## START EXTRACTED RECORDS
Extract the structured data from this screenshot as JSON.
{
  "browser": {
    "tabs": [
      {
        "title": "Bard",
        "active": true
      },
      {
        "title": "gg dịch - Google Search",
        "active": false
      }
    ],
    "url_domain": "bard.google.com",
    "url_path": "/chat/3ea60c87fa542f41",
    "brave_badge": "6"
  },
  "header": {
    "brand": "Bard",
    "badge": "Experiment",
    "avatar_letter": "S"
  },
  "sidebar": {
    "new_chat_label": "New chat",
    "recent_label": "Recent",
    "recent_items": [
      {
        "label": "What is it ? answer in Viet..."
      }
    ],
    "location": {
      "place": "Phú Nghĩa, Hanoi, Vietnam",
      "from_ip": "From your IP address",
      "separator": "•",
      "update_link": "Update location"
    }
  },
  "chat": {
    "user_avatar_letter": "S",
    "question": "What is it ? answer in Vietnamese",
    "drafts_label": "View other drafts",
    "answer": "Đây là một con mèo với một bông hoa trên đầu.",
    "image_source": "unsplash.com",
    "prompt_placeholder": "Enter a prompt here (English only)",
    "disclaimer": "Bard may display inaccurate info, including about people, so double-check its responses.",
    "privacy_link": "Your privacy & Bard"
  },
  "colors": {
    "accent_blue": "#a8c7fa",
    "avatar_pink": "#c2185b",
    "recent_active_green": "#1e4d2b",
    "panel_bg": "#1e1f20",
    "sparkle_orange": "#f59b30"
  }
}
## END EXTRACTED RECORDS
### WRITTEN PROBLEM
Return all of the data exactly as it reads.

### SOLUTION TO THIS TASK
Extract the structured data from this screenshot as JSON.
{
  "browser": {
    "tabs": [
      {
        "title": "Bard",
        "active": true
      },
      {
        "title": "gg dịch - Google Search",
        "active": false
      }
    ],
    "url_domain": "bard.google.com",
    "url_path": "/chat/3ea60c87fa542f41",
    "brave_badge": "6"
  },
  "header": {
    "brand": "Bard",
    "badge": "Experiment",
    "avatar_letter": "S"
  },
  "sidebar": {
    "new_chat_label": "New chat",
    "recent_label": "Recent",
    "recent_items": [
      {
        "label": "What is it ? answer in Viet..."
      }
    ],
    "location": {
      "place": "Phú Nghĩa, Hanoi, Vietnam",
      "from_ip": "From your IP address",
      "separator": "•",
      "update_link": "Update location"
    }
  },
  "chat": {
    "user_avatar_letter": "S",
    "question": "What is it ? answer in Vietnamese",
    "drafts_label": "View other drafts",
    "answer": "Đây là một con mèo với một bông hoa trên đầu.",
    "image_source": "unsplash.com",
    "prompt_placeholder": "Enter a prompt here (English only)",
    "disclaimer": "Bard may display inaccurate info, including about people, so double-check its responses.",
    "privacy_link": "Your privacy & Bard"
  },
  "colors": {
    "accent_blue": "#a8c7fa",
    "avatar_pink": "#c2185b",
    "recent_active_green": "#1e4d2b",
    "panel_bg": "#1e1f20",
    "sparkle_orange": "#f59b30"
  }
}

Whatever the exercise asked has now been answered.